--- BEGIN ---
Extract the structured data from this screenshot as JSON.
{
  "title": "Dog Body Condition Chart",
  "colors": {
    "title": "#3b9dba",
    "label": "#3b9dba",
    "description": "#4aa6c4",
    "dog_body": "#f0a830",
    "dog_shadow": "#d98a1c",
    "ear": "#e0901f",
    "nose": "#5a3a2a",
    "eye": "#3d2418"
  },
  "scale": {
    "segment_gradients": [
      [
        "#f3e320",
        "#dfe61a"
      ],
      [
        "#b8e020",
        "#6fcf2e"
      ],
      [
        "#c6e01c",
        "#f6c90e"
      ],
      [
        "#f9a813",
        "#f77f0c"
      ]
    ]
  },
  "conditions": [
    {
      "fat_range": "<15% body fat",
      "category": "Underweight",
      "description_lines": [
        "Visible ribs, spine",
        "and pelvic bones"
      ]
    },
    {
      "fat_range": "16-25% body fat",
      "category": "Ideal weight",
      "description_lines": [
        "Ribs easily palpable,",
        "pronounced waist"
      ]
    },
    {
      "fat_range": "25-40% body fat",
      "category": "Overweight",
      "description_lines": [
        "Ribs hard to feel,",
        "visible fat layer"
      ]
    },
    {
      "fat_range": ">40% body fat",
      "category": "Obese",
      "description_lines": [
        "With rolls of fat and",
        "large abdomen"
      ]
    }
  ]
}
--- END ---
**Work instructions**
Write out all the records above again, exactly as they stand.

**Completed task**
Extract the structured data from this screenshot as JSON.
{
  "title": "Dog Body Condition Chart",
  "colors": {
    "title": "#3b9dba",
    "label": "#3b9dba",
    "description": "#4aa6c4",
    "dog_body": "#f0a830",
    "dog_shadow": "#d98a1c",
    "ear": "#e0901f",
    "nose": "#5a3a2a",
    "eye": "#3d2418"
  },
  "scale": {
    "segment_gradients": [
      [
        "#f3e320",
        "#dfe61a"
      ],
      [
        "#b8e020",
        "#6fcf2e"
      ],
      [
        "#c6e01c",
        "#f6c90e"
      ],
      [
        "#f9a813",
        "#f77f0c"
      ]
    ]
  },
  "conditions": [
    {
      "fat_range": "<15% body fat",
      "category": "Underweight",
      "description_lines": [
        "Visible ribs, spine",
        "and pelvic bones"
      ]
    },
    {
      "fat_range": "16-25% body fat",
      "category": "Ideal weight",
      "description_lines": [
        "Ribs easily palpable,",
        "pronounced waist"
      ]
    },
    {
      "fat_range": "25-40% body fat",
      "category": "Overweight",
      "description_lines": [
        "Ribs hard to feel,",
        "visible fat layer"
      ]
    },
    {
      "fat_range": ">40% body fat",
      "category": "Obese",
      "description_lines": [
        "With rolls of fat and",
        "large abdomen"
      ]
    }
  ]
}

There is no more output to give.